### Stated problem
Extract every line of the material below and reproduce it faithfully.

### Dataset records
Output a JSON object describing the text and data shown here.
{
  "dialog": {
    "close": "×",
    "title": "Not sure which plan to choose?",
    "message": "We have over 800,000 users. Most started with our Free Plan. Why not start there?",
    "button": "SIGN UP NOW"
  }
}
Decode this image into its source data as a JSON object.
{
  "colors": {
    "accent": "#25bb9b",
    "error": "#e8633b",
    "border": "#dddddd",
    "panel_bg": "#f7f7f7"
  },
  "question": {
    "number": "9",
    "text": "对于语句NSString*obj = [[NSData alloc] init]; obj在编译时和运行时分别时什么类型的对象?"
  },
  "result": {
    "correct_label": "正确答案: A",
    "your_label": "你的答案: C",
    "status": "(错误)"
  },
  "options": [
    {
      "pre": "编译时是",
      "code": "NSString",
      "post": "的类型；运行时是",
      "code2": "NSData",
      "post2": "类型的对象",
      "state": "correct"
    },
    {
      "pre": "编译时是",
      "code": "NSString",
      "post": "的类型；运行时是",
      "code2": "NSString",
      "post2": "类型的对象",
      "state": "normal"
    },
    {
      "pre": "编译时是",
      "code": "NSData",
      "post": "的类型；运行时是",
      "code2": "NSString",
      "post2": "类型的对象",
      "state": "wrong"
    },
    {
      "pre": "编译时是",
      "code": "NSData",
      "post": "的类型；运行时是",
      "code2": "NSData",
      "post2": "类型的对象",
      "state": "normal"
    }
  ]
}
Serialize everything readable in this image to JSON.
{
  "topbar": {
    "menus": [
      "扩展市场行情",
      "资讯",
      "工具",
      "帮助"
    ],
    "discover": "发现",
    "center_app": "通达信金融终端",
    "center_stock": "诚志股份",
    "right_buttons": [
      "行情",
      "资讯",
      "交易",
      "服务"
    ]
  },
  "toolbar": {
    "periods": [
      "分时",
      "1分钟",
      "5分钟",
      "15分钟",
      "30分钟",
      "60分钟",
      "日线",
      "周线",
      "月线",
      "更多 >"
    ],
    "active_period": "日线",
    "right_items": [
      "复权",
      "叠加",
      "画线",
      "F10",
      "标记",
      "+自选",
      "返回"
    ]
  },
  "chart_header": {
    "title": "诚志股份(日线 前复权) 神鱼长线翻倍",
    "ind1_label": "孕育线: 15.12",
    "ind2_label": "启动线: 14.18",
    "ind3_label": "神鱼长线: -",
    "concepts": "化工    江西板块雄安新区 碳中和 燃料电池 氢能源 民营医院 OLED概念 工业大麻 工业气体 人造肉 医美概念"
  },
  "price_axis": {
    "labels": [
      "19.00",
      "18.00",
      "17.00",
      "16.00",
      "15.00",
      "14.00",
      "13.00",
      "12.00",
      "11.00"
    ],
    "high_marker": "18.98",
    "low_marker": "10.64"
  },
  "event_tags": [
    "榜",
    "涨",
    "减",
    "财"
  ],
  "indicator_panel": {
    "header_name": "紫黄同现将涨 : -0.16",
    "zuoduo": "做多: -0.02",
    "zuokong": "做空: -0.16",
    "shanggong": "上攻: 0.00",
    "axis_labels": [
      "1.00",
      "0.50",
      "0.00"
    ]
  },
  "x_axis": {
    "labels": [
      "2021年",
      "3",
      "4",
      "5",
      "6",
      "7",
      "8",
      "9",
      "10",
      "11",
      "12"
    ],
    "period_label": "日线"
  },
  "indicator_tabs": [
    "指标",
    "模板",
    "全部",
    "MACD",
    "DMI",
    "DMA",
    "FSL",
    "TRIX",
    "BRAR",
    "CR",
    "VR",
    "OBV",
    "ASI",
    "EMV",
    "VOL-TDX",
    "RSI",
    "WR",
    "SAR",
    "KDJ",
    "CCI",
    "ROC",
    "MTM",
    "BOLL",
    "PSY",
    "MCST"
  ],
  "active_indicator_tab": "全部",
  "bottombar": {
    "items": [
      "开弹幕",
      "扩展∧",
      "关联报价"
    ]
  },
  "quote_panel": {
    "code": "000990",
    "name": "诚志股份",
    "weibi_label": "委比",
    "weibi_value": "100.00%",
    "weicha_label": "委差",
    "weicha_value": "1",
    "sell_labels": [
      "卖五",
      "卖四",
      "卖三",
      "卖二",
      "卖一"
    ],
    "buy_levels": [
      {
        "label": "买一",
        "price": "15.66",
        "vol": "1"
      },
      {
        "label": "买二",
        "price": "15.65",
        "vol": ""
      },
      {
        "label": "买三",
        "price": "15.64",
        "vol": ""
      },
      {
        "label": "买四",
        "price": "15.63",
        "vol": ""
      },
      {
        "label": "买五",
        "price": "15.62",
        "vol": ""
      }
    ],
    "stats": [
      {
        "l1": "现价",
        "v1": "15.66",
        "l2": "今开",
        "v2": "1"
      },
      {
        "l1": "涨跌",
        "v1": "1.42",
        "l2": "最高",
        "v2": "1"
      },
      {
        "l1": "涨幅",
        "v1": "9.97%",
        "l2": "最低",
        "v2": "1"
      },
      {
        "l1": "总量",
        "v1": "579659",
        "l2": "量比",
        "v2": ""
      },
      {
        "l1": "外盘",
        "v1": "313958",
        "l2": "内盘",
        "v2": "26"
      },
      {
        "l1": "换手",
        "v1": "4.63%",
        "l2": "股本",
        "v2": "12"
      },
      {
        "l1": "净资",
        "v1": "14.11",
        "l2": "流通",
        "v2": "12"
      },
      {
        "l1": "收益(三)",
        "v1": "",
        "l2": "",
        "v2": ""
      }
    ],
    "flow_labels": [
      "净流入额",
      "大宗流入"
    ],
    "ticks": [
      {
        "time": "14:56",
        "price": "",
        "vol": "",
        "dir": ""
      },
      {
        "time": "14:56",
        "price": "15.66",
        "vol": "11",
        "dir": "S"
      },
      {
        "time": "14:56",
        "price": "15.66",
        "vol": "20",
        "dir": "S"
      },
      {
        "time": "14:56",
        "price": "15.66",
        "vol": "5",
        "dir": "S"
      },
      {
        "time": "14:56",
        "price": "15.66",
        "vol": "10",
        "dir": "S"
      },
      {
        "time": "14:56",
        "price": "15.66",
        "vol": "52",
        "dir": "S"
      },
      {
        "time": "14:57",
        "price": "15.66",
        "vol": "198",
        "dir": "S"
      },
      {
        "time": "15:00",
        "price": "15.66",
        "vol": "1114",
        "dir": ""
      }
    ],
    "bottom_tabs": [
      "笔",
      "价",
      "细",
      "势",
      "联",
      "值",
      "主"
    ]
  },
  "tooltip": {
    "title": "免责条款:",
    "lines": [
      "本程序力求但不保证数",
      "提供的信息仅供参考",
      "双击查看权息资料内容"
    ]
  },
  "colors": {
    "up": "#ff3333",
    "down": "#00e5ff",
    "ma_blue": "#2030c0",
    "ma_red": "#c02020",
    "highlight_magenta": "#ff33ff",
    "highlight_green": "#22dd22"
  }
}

### Written response
Output a JSON object describing the text and data shown here.
{
  "dialog": {
    "close": "×",
    "title": "Not sure which plan to choose?",
    "message": "We have over 800,000 users. Most started with our Free Plan. Why not start there?",
    "button": "SIGN UP NOW"
  }
}
Decode this image into its source data as a JSON object.
{
  "colors": {
    "accent": "#25bb9b",
    "error": "#e8633b",
    "border": "#dddddd",
    "panel_bg": "#f7f7f7"
  },
  "question": {
    "number": "9",
    "text": "对于语句NSString*obj = [[NSData alloc] init]; obj在编译时和运行时分别时什么类型的对象?"
  },
  "result": {
    "correct_label": "正确答案: A",
    "your_label": "你的答案: C",
    "status": "(错误)"
  },
  "options": [
    {
      "pre": "编译时是",
      "code": "NSString",
      "post": "的类型；运行时是",
      "code2": "NSData",
      "post2": "类型的对象",
      "state": "correct"
    },
    {
      "pre": "编译时是",
      "code": "NSString",
      "post": "的类型；运行时是",
      "code2": "NSString",
      "post2": "类型的对象",
      "state": "normal"
    },
    {
      "pre": "编译时是",
      "code": "NSData",
      "post": "的类型；运行时是",
      "code2": "NSString",
      "post2": "类型的对象",
      "state": "wrong"
    },
    {
      "pre": "编译时是",
      "code": "NSData",
      "post": "的类型；运行时是",
      "code2": "NSData",
      "post2": "类型的对象",
      "state": "normal"
    }
  ]
}
Serialize everything readable in this image to JSON.
{
  "topbar": {
    "menus": [
      "扩展市场行情",
      "资讯",
      "工具",
      "帮助"
    ],
    "discover": "发现",
    "center_app": "通达信金融终端",
    "center_stock": "诚志股份",
    "right_buttons": [
      "行情",
      "资讯",
      "交易",
      "服务"
    ]
  },
  "toolbar": {
    "periods": [
      "分时",
      "1分钟",
      "5分钟",
      "15分钟",
      "30分钟",
      "60分钟",
      "日线",
      "周线",
      "月线",
      "更多 >"
    ],
    "active_period": "日线",
    "right_items": [
      "复权",
      "叠加",
      "画线",
      "F10",
      "标记",
      "+自选",
      "返回"
    ]
  },
  "chart_header": {
    "title": "诚志股份(日线 前复权) 神鱼长线翻倍",
    "ind1_label": "孕育线: 15.12",
    "ind2_label": "启动线: 14.18",
    "ind3_label": "神鱼长线: -",
    "concepts": "化工    江西板块雄安新区 碳中和 燃料电池 氢能源 民营医院 OLED概念 工业大麻 工业气体 人造肉 医美概念"
  },
  "price_axis": {
    "labels": [
      "19.00",
      "18.00",
      "17.00",
      "16.00",
      "15.00",
      "14.00",
      "13.00",
      "12.00",
      "11.00"
    ],
    "high_marker": "18.98",
    "low_marker": "10.64"
  },
  "event_tags": [
    "榜",
    "涨",
    "减",
    "财"
  ],
  "indicator_panel": {
    "header_name": "紫黄同现将涨 : -0.16",
    "zuoduo": "做多: -0.02",
    "zuokong": "做空: -0.16",
    "shanggong": "上攻: 0.00",
    "axis_labels": [
      "1.00",
      "0.50",
      "0.00"
    ]
  },
  "x_axis": {
    "labels": [
      "2021年",
      "3",
      "4",
      "5",
      "6",
      "7",
      "8",
      "9",
      "10",
      "11",
      "12"
    ],
    "period_label": "日线"
  },
  "indicator_tabs": [
    "指标",
    "模板",
    "全部",
    "MACD",
    "DMI",
    "DMA",
    "FSL",
    "TRIX",
    "BRAR",
    "CR",
    "VR",
    "OBV",
    "ASI",
    "EMV",
    "VOL-TDX",
    "RSI",
    "WR",
    "SAR",
    "KDJ",
    "CCI",
    "ROC",
    "MTM",
    "BOLL",
    "PSY",
    "MCST"
  ],
  "active_indicator_tab": "全部",
  "bottombar": {
    "items": [
      "开弹幕",
      "扩展∧",
      "关联报价"
    ]
  },
  "quote_panel": {
    "code": "000990",
    "name": "诚志股份",
    "weibi_label": "委比",
    "weibi_value": "100.00%",
    "weicha_label": "委差",
    "weicha_value": "1",
    "sell_labels": [
      "卖五",
      "卖四",
      "卖三",
      "卖二",
      "卖一"
    ],
    "buy_levels": [
      {
        "label": "买一",
        "price": "15.66",
        "vol": "1"
      },
      {
        "label": "买二",
        "price": "15.65",
        "vol": ""
      },
      {
        "label": "买三",
        "price": "15.64",
        "vol": ""
      },
      {
        "label": "买四",
        "price": "15.63",
        "vol": ""
      },
      {
        "label": "买五",
        "price": "15.62",
        "vol": ""
      }
    ],
    "stats": [
      {
        "l1": "现价",
        "v1": "15.66",
        "l2": "今开",
        "v2": "1"
      },
      {
        "l1": "涨跌",
        "v1": "1.42",
        "l2": "最高",
        "v2": "1"
      },
      {
        "l1": "涨幅",
        "v1": "9.97%",
        "l2": "最低",
        "v2": "1"
      },
      {
        "l1": "总量",
        "v1": "579659",
        "l2": "量比",
        "v2": ""
      },
      {
        "l1": "外盘",
        "v1": "313958",
        "l2": "内盘",
        "v2": "26"
      },
      {
        "l1": "换手",
        "v1": "4.63%",
        "l2": "股本",
        "v2": "12"
      },
      {
        "l1": "净资",
        "v1": "14.11",
        "l2": "流通",
        "v2": "12"
      },
      {
        "l1": "收益(三)",
        "v1": "",
        "l2": "",
        "v2": ""
      }
    ],
    "flow_labels": [
      "净流入额",
      "大宗流入"
    ],
    "ticks": [
      {
        "time": "14:56",
        "price": "",
        "vol": "",
        "dir": ""
      },
      {
        "time": "14:56",
        "price": "15.66",
        "vol": "11",
        "dir": "S"
      },
      {
        "time": "14:56",
        "price": "15.66",
        "vol": "20",
        "dir": "S"
      },
      {
        "time": "14:56",
        "price": "15.66",
        "vol": "5",
        "dir": "S"
      },
      {
        "time": "14:56",
        "price": "15.66",
        "vol": "10",
        "dir": "S"
      },
      {
        "time": "14:56",
        "price": "15.66",
        "vol": "52",
        "dir": "S"
      },
      {
        "time": "14:57",
        "price": "15.66",
        "vol": "198",
        "dir": "S"
      },
      {
        "time": "15:00",
        "price": "15.66",
        "vol": "1114",
        "dir": ""
      }
    ],
    "bottom_tabs": [
      "笔",
      "价",
      "细",
      "势",
      "联",
      "值",
      "主"
    ]
  },
  "tooltip": {
    "title": "免责条款:",
    "lines": [
      "本程序力求但不保证数",
      "提供的信息仅供参考",
      "双击查看权息资料内容"
    ]
  },
  "colors": {
    "up": "#ff3333",
    "down": "#00e5ff",
    "ma_blue": "#2030c0",
    "ma_red": "#c02020",
    "highlight_magenta": "#ff33ff",
    "highlight_green": "#22dd22"
  }
}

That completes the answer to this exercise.